The records that follow are to be transcribed in full, without their images.
### Data provided ###
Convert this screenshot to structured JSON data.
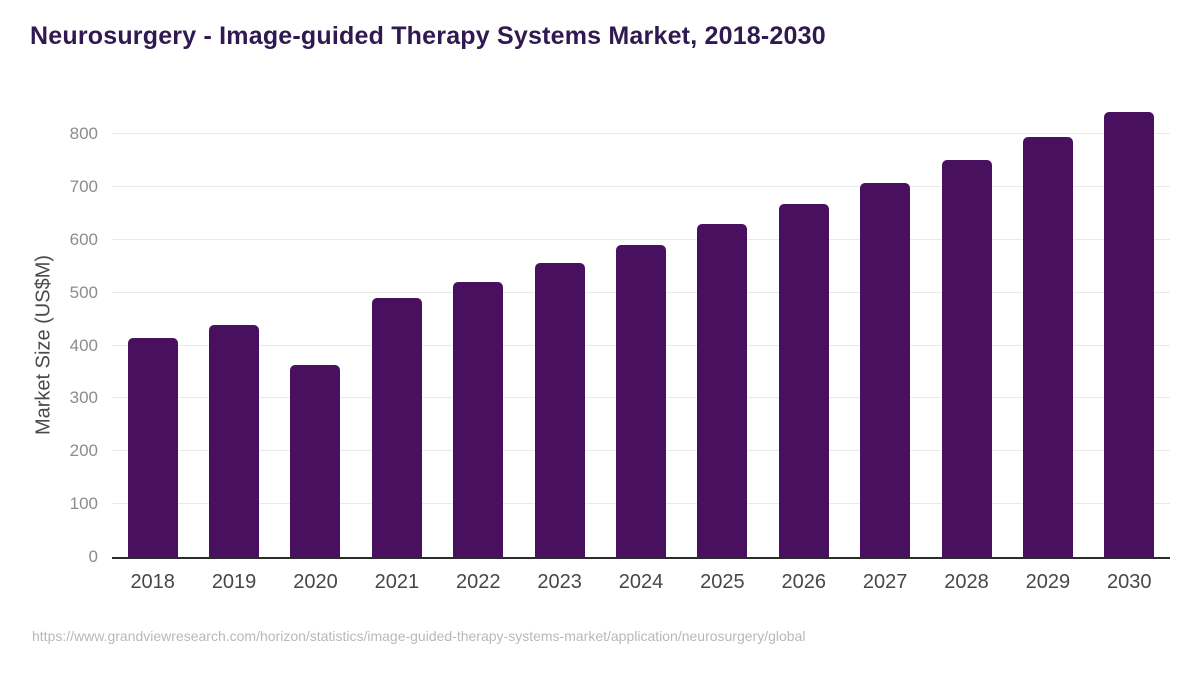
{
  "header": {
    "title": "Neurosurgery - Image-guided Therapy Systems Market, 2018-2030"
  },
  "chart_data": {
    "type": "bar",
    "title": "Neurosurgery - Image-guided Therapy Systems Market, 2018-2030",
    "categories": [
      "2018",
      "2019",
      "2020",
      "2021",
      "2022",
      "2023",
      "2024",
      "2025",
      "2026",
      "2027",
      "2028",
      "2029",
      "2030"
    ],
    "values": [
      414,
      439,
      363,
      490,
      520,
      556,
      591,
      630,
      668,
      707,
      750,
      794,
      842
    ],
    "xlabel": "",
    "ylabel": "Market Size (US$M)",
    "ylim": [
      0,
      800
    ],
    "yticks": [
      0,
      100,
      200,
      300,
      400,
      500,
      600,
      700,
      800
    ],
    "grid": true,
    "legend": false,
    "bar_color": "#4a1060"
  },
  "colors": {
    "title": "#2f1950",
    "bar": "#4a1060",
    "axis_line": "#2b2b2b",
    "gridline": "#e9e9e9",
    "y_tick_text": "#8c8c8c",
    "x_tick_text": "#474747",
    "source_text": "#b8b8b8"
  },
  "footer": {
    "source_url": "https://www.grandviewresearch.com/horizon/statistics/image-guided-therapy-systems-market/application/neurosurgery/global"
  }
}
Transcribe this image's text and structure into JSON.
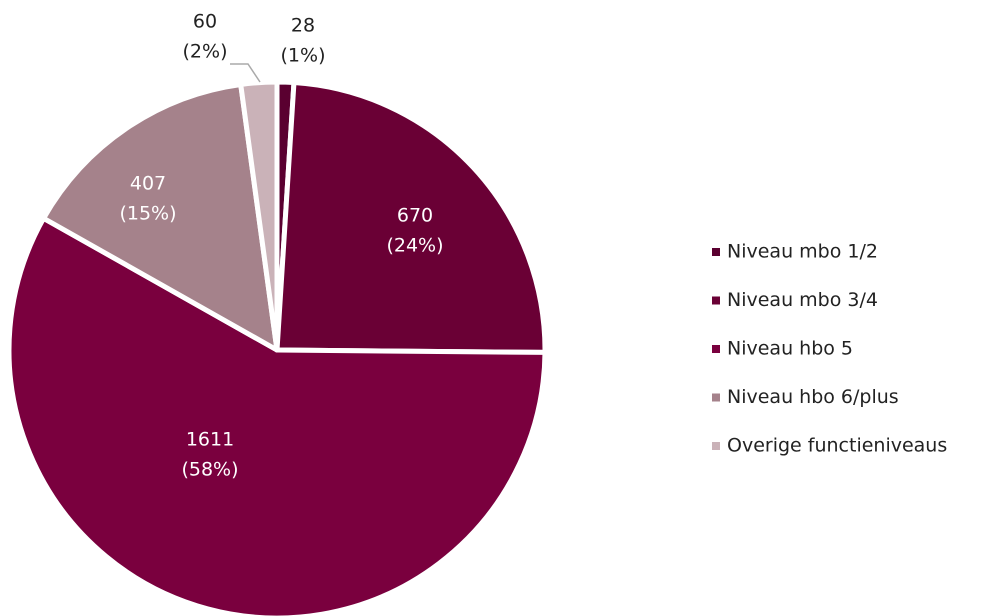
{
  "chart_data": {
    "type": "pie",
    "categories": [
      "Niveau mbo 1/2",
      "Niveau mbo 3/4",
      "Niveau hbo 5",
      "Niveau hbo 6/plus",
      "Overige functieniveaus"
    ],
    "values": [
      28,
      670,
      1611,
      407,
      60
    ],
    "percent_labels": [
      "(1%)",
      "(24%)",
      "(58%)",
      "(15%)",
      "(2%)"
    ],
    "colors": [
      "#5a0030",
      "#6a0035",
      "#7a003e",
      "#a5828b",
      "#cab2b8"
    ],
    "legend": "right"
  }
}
###
▸ Result below
Convert this screenshot to structured JSON data.
{
  "header": {
    "title": "Neurosurgery - Image-guided Therapy Systems Market, 2018-2030"
  },
  "chart_data": {
    "type": "bar",
    "title": "Neurosurgery - Image-guided Therapy Systems Market, 2018-2030",
    "categories": [
      "2018",
      "2019",
      "2020",
      "2021",
      "2022",
      "2023",
      "2024",
      "2025",
      "2026",
      "2027",
      "2028",
      "2029",
      "2030"
    ],
    "values": [
      414,
      439,
      363,
      490,
      520,
      556,
      591,
      630,
      668,
      707,
      750,
      794,
      842
    ],
    "xlabel": "",
    "ylabel": "Market Size (US$M)",
    "ylim": [
      0,
      800
    ],
    "yticks": [
      0,
      100,
      200,
      300,
      400,
      500,
      600,
      700,
      800
    ],
    "grid": true,
    "legend": false,
    "bar_color": "#4a1060"
  },
  "colors": {
    "title": "#2f1950",
    "bar": "#4a1060",
    "axis_line": "#2b2b2b",
    "gridline": "#e9e9e9",
    "y_tick_text": "#8c8c8c",
    "x_tick_text": "#474747",
    "source_text": "#b8b8b8"
  },
  "footer": {
    "source_url": "https://www.grandviewresearch.com/horizon/statistics/image-guided-therapy-systems-market/application/neurosurgery/global"
  }
}
Transcribe this image's text and structure into JSON.
{
  "chart_data": {
    "type": "pie",
    "categories": [
      "Niveau mbo 1/2",
      "Niveau mbo 3/4",
      "Niveau hbo 5",
      "Niveau hbo 6/plus",
      "Overige functieniveaus"
    ],
    "values": [
      28,
      670,
      1611,
      407,
      60
    ],
    "percent_labels": [
      "(1%)",
      "(24%)",
      "(58%)",
      "(15%)",
      "(2%)"
    ],
    "colors": [
      "#5a0030",
      "#6a0035",
      "#7a003e",
      "#a5828b",
      "#cab2b8"
    ],
    "legend": "right"
  }
}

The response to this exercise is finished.